_What this task involves_
Where the data below has the string "appellants", return the whole line.

*-*-*

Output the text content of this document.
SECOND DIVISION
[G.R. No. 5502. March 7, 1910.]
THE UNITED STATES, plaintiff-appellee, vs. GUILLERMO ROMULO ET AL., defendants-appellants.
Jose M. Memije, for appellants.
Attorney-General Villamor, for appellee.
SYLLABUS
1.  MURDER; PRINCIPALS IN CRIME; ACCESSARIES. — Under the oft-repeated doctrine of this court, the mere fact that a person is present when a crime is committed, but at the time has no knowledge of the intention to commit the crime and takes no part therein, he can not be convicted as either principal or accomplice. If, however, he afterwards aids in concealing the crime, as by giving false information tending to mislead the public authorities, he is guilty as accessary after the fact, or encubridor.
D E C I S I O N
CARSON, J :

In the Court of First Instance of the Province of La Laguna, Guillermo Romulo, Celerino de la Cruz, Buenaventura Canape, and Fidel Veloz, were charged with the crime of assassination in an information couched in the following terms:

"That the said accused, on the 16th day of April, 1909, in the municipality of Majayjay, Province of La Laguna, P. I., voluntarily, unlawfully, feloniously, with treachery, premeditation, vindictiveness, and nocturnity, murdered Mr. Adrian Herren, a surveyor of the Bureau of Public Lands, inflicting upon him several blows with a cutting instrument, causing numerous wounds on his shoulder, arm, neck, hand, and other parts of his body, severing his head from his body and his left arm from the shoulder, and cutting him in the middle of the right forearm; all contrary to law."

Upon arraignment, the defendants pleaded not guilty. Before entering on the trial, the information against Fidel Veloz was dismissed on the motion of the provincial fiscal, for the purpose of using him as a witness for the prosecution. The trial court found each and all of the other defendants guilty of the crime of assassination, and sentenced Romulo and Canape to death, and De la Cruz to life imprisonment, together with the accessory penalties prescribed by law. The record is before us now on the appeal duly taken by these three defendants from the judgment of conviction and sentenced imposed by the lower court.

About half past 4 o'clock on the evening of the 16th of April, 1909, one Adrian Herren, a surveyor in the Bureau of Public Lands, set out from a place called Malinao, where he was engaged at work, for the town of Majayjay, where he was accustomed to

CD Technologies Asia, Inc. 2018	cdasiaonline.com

*-*-*

_Solution to this exercise_
THE UNITED STATES, plaintiff-appellee, vs. GUILLERMO ROMULO ET AL., defendants-appellants.
Jose M. Memije, for appellants.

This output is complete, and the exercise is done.